■ Task requirements:
Filter the data for lines with the word "this", then copy every line so identified.

■ Data for processing:
•••••
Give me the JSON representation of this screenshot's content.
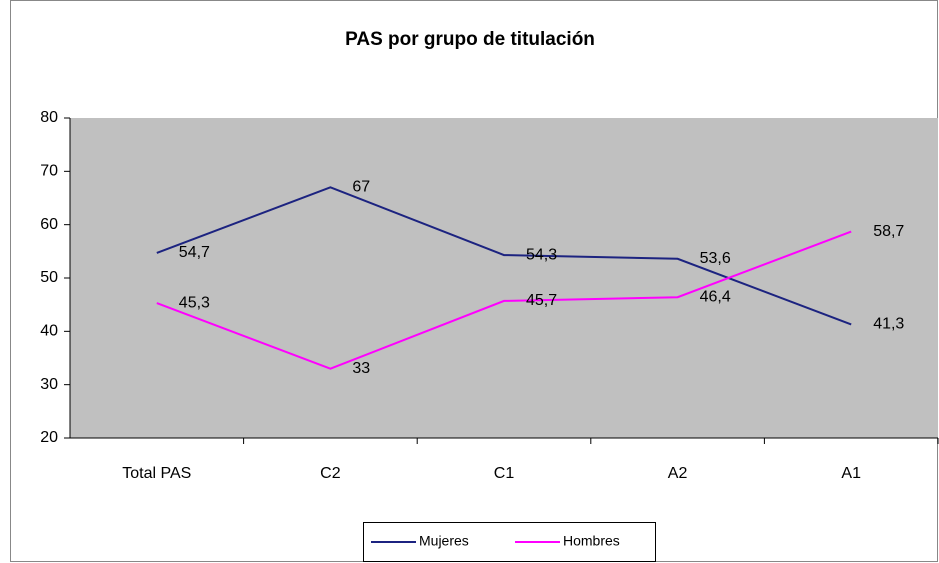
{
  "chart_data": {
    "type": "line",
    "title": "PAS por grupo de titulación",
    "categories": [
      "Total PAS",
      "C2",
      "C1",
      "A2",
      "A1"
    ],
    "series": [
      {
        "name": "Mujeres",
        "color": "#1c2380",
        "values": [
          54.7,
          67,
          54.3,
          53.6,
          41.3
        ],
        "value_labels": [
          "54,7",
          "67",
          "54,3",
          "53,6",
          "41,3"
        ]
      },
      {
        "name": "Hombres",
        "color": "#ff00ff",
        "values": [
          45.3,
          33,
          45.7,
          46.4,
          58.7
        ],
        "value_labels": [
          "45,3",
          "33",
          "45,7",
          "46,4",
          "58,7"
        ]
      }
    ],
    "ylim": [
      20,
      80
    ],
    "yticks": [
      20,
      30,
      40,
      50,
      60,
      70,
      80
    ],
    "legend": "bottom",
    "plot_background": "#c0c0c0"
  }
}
•••••
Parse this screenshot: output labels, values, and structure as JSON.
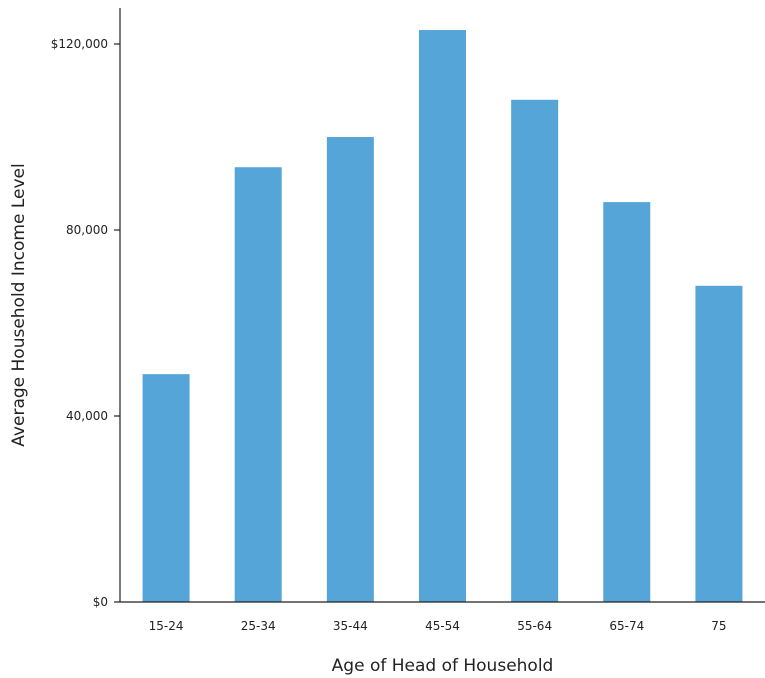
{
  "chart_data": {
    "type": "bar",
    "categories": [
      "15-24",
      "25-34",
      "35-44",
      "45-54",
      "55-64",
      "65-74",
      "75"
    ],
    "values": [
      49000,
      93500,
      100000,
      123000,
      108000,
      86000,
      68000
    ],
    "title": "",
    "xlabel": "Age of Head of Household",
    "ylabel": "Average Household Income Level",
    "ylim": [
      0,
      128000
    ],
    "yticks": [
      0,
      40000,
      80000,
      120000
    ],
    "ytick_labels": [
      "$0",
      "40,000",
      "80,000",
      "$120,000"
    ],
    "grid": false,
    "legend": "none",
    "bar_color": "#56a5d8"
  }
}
•••••
■ Written solution:
Give me the JSON representation of this screenshot's content.
Parse this screenshot: output labels, values, and structure as JSON.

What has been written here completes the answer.